-- BEGIN WORKING DATA --
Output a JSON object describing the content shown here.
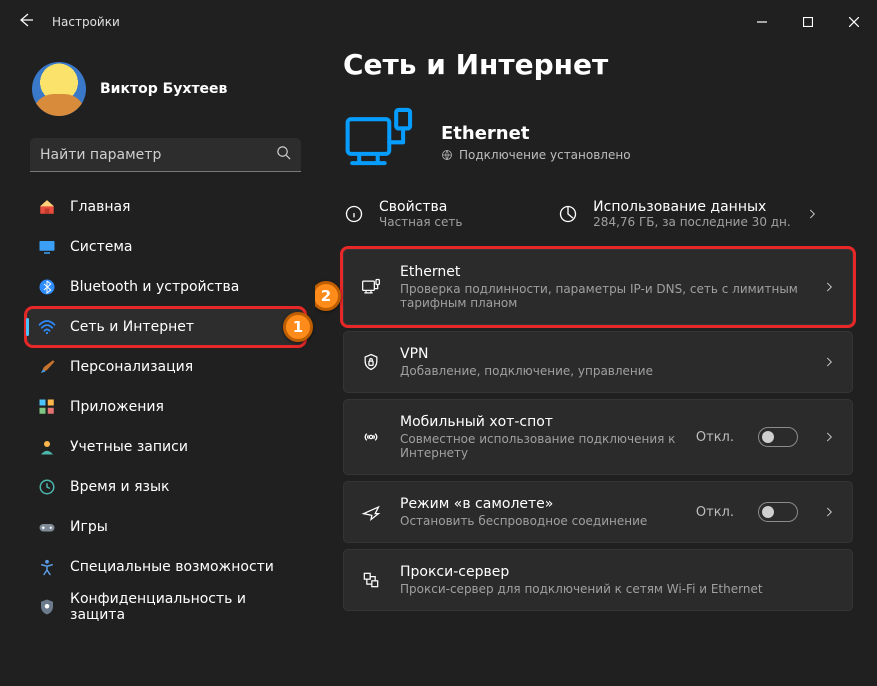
{
  "window": {
    "title": "Настройки"
  },
  "profile": {
    "name": "Виктор Бухтеев",
    "sub": ""
  },
  "search": {
    "placeholder": "Найти параметр"
  },
  "sidebar": {
    "items": [
      {
        "label": "Главная",
        "icon": "home"
      },
      {
        "label": "Система",
        "icon": "system"
      },
      {
        "label": "Bluetooth и устройства",
        "icon": "bluetooth"
      },
      {
        "label": "Сеть и Интернет",
        "icon": "wifi"
      },
      {
        "label": "Персонализация",
        "icon": "brush"
      },
      {
        "label": "Приложения",
        "icon": "apps"
      },
      {
        "label": "Учетные записи",
        "icon": "account"
      },
      {
        "label": "Время и язык",
        "icon": "time"
      },
      {
        "label": "Игры",
        "icon": "games"
      },
      {
        "label": "Специальные возможности",
        "icon": "accessibility"
      },
      {
        "label": "Конфиденциальность и защита",
        "icon": "privacy"
      }
    ]
  },
  "callouts": {
    "c1": "1",
    "c2": "2"
  },
  "page": {
    "title": "Сеть и Интернет",
    "hero": {
      "title": "Ethernet",
      "sub": "Подключение установлено"
    },
    "info": {
      "props_title": "Свойства",
      "props_sub": "Частная сеть",
      "usage_title": "Использование данных",
      "usage_sub": "284,76 ГБ, за последние 30 дн."
    },
    "cards": [
      {
        "title": "Ethernet",
        "sub": "Проверка подлинности, параметры IP-и DNS, сеть с лимитным тарифным планом"
      },
      {
        "title": "VPN",
        "sub": "Добавление, подключение, управление"
      },
      {
        "title": "Мобильный хот-спот",
        "sub": "Совместное использование подключения к Интернету",
        "state": "Откл."
      },
      {
        "title": "Режим «в самолете»",
        "sub": "Остановить беспроводное соединение",
        "state": "Откл."
      },
      {
        "title": "Прокси-сервер",
        "sub": "Прокси-сервер для подключений к сетям Wi-Fi и Ethernet"
      }
    ]
  }
}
-- END WORKING DATA --
- **GIVEN PROBLEM**
Copy the records above exactly, omitting every picture.

- **OUTPUT FOR THIS TASK**
Output a JSON object describing the content shown here.
{
  "window": {
    "title": "Настройки"
  },
  "profile": {
    "name": "Виктор Бухтеев",
    "sub": ""
  },
  "search": {
    "placeholder": "Найти параметр"
  },
  "sidebar": {
    "items": [
      {
        "label": "Главная",
        "icon": "home"
      },
      {
        "label": "Система",
        "icon": "system"
      },
      {
        "label": "Bluetooth и устройства",
        "icon": "bluetooth"
      },
      {
        "label": "Сеть и Интернет",
        "icon": "wifi"
      },
      {
        "label": "Персонализация",
        "icon": "brush"
      },
      {
        "label": "Приложения",
        "icon": "apps"
      },
      {
        "label": "Учетные записи",
        "icon": "account"
      },
      {
        "label": "Время и язык",
        "icon": "time"
      },
      {
        "label": "Игры",
        "icon": "games"
      },
      {
        "label": "Специальные возможности",
        "icon": "accessibility"
      },
      {
        "label": "Конфиденциальность и защита",
        "icon": "privacy"
      }
    ]
  },
  "callouts": {
    "c1": "1",
    "c2": "2"
  },
  "page": {
    "title": "Сеть и Интернет",
    "hero": {
      "title": "Ethernet",
      "sub": "Подключение установлено"
    },
    "info": {
      "props_title": "Свойства",
      "props_sub": "Частная сеть",
      "usage_title": "Использование данных",
      "usage_sub": "284,76 ГБ, за последние 30 дн."
    },
    "cards": [
      {
        "title": "Ethernet",
        "sub": "Проверка подлинности, параметры IP-и DNS, сеть с лимитным тарифным планом"
      },
      {
        "title": "VPN",
        "sub": "Добавление, подключение, управление"
      },
      {
        "title": "Мобильный хот-спот",
        "sub": "Совместное использование подключения к Интернету",
        "state": "Откл."
      },
      {
        "title": "Режим «в самолете»",
        "sub": "Остановить беспроводное соединение",
        "state": "Откл."
      },
      {
        "title": "Прокси-сервер",
        "sub": "Прокси-сервер для подключений к сетям Wi-Fi и Ethernet"
      }
    ]
  }
}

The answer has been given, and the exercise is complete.